BEGIN Input data
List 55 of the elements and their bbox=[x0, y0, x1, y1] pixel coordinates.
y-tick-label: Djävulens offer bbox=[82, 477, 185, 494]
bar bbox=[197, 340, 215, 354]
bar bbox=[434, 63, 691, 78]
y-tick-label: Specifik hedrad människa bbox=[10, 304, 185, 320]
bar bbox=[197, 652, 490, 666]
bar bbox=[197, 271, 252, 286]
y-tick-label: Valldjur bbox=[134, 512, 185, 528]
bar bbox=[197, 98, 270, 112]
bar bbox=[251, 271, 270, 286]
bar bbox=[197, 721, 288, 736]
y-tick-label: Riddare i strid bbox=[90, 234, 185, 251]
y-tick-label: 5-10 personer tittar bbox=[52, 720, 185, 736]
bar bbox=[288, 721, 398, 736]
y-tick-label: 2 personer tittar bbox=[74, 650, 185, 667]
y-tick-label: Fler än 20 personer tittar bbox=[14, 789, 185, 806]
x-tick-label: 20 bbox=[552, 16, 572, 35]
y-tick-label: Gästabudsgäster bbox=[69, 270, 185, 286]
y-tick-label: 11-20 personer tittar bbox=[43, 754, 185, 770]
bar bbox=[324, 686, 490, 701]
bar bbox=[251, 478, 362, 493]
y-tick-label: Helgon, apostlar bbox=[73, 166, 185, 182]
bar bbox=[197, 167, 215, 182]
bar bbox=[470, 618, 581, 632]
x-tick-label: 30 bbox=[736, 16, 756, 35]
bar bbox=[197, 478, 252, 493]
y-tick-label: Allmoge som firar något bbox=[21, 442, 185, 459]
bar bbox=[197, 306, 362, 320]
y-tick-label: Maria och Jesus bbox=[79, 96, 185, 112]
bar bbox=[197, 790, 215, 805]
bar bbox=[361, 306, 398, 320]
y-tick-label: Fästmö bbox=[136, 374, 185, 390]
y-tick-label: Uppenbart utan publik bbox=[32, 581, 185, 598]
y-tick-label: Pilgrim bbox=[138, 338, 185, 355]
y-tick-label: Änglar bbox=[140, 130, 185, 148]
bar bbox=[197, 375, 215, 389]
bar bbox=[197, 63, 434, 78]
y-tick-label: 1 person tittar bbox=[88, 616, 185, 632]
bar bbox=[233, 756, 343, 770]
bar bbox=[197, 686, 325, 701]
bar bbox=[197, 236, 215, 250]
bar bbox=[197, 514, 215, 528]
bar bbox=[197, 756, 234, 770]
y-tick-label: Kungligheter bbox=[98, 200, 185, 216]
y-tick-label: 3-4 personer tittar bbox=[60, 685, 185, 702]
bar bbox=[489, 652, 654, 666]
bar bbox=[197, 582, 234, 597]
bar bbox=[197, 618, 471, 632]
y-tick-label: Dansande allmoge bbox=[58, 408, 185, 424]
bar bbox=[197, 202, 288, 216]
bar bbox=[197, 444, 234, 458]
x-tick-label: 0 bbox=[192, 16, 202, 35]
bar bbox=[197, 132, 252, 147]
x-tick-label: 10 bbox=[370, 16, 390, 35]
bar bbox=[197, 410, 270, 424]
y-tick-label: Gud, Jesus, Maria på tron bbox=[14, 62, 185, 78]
END Input data
(What is expected):
Can you rewrite the listing from its first line through the line containing "bar bbox=[197, 98, 270, 112]", changing "y-tick-label" to "category-label" and leaving everything else as it is?

(Reply to the exercise):
List 55 of the elements and their bbox=[x0, y0, x1, y1] pixel coordinates.
category-label: Djävulens offer bbox=[82, 477, 185, 494]
bar bbox=[197, 340, 215, 354]
bar bbox=[434, 63, 691, 78]
category-label: Specifik hedrad människa bbox=[10, 304, 185, 320]
bar bbox=[197, 652, 490, 666]
bar bbox=[197, 271, 252, 286]
category-label: Valldjur bbox=[134, 512, 185, 528]
bar bbox=[197, 98, 270, 112]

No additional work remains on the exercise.